Exercise description.
Check every line for the word "någon" and state how many lines have it. Reply with the number alone.

Listing.
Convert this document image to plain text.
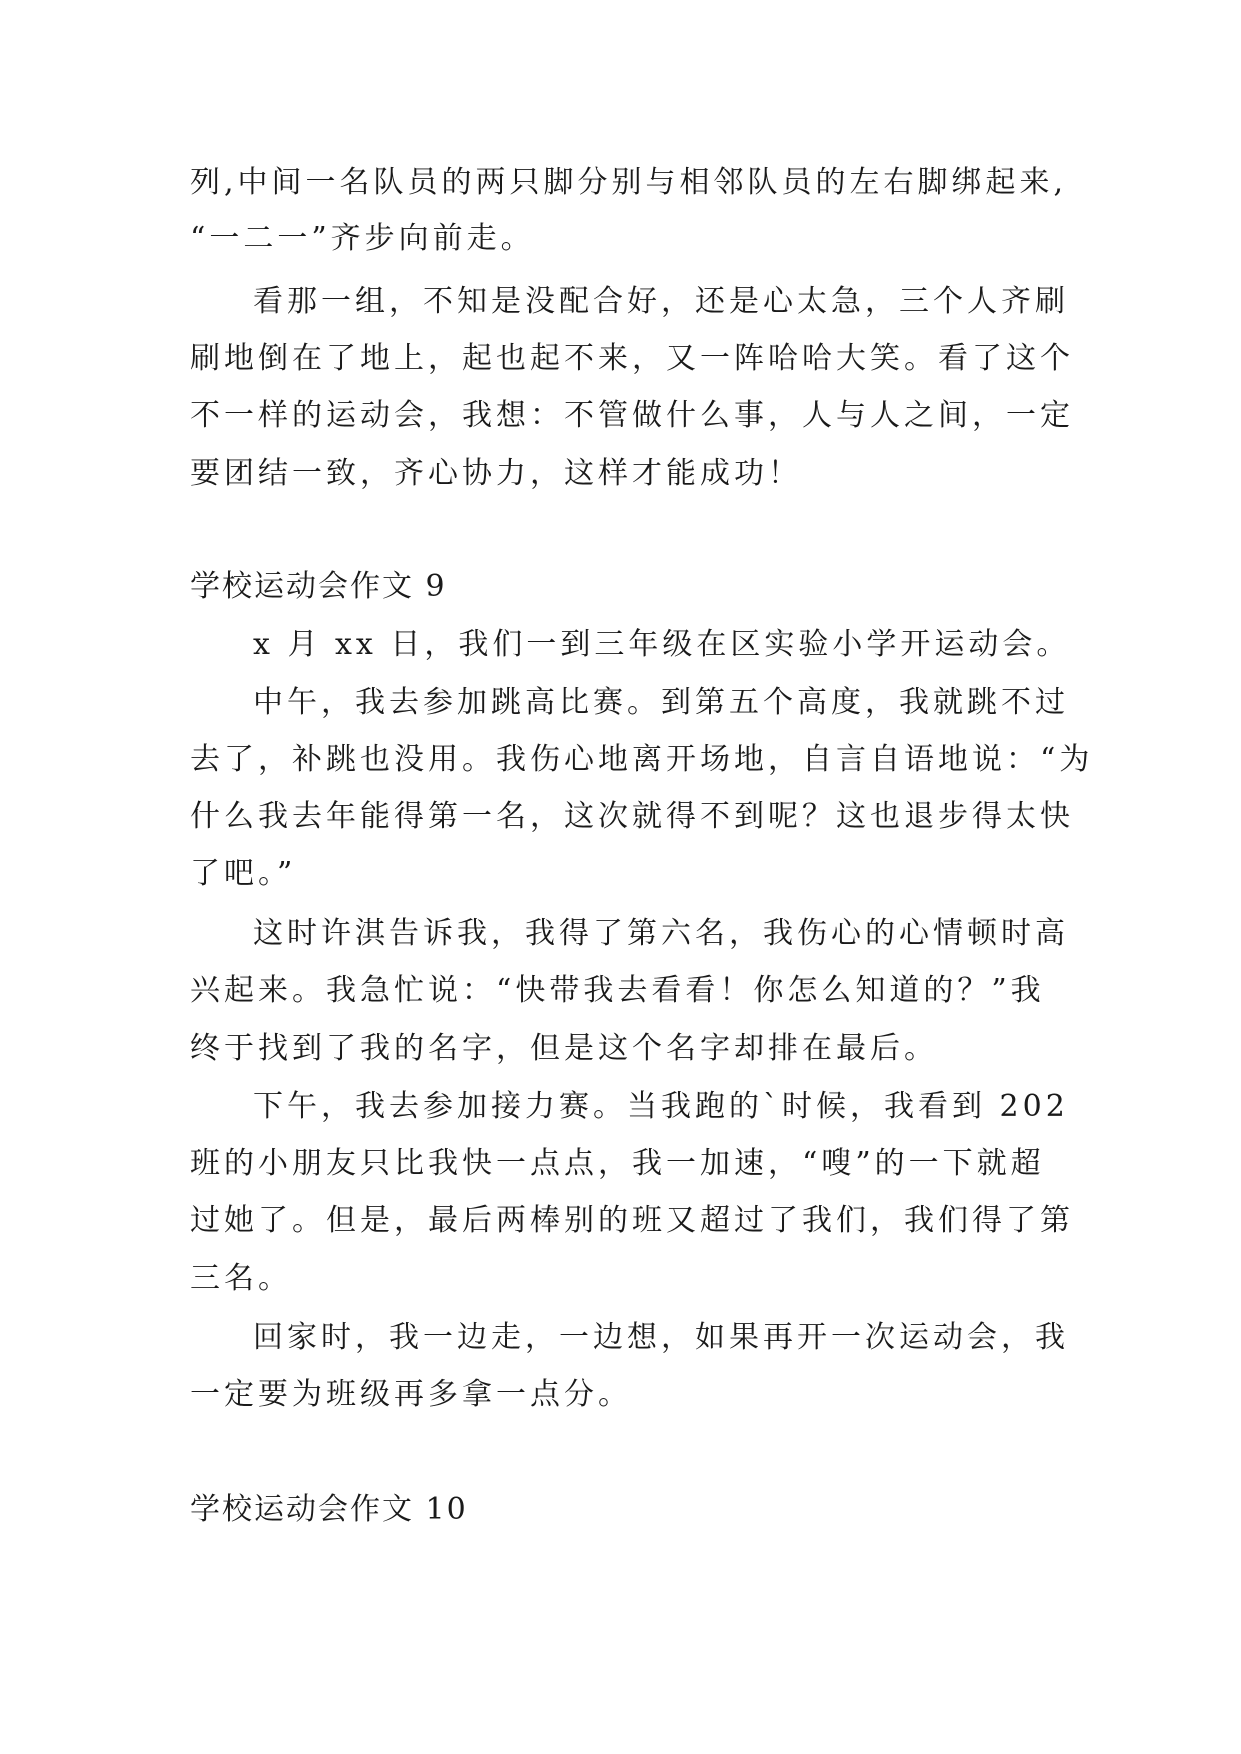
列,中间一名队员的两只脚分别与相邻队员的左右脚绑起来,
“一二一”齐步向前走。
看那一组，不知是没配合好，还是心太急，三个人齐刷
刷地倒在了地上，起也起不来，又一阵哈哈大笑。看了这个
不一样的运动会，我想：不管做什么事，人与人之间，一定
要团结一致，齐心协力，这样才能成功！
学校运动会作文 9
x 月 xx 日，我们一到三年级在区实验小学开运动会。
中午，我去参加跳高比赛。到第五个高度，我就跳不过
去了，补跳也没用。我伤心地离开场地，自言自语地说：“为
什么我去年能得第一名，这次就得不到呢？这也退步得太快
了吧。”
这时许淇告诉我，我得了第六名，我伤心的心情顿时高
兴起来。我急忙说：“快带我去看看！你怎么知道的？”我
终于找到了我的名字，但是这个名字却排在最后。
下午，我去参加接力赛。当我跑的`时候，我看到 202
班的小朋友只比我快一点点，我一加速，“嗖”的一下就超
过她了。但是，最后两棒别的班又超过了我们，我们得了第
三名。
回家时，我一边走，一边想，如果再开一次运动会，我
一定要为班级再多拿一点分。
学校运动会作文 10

--

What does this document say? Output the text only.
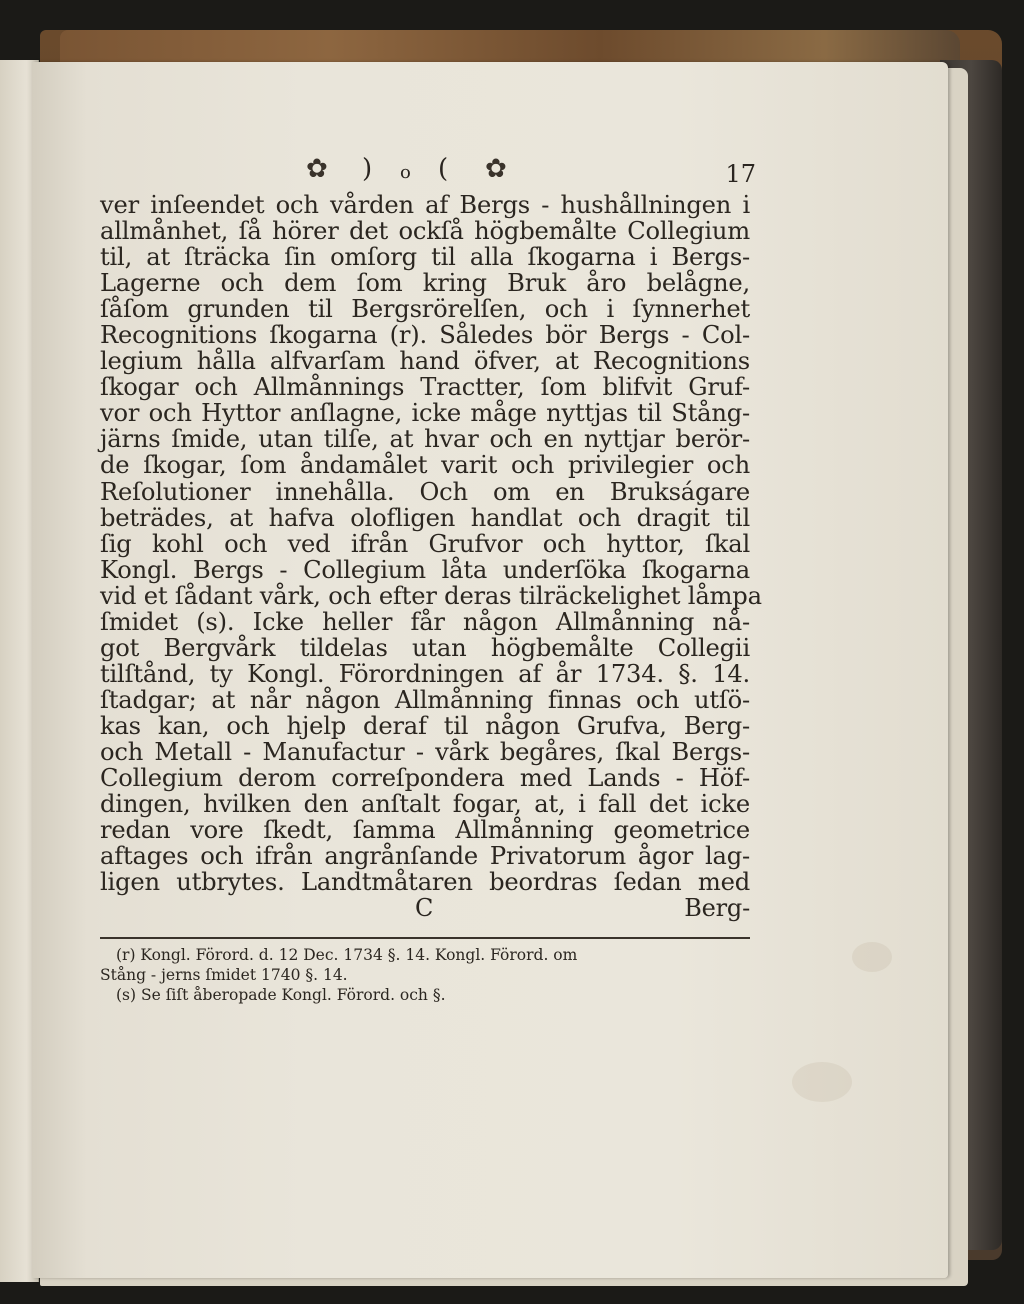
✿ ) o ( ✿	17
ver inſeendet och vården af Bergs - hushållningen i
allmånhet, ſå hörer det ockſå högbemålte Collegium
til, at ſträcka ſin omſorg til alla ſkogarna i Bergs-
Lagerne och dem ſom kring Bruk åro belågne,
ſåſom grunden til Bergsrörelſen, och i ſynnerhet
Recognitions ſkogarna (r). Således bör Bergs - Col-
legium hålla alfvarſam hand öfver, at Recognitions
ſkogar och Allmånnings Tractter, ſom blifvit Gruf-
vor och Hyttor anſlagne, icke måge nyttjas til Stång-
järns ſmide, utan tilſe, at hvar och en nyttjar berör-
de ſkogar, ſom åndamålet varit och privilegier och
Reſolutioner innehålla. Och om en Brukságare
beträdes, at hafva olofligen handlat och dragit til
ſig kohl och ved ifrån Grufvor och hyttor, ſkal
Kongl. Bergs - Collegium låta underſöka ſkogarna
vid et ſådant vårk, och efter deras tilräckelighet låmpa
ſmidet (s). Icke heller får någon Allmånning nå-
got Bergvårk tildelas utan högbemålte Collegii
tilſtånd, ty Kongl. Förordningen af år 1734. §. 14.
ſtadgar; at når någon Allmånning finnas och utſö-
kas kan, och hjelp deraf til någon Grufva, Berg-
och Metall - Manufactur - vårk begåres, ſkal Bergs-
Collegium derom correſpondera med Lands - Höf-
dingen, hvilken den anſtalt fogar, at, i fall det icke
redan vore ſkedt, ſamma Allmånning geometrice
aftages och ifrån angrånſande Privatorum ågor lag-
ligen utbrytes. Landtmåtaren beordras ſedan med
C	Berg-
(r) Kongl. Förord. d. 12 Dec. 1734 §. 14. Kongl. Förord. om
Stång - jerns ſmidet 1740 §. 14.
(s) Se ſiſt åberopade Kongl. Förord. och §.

Final result.
3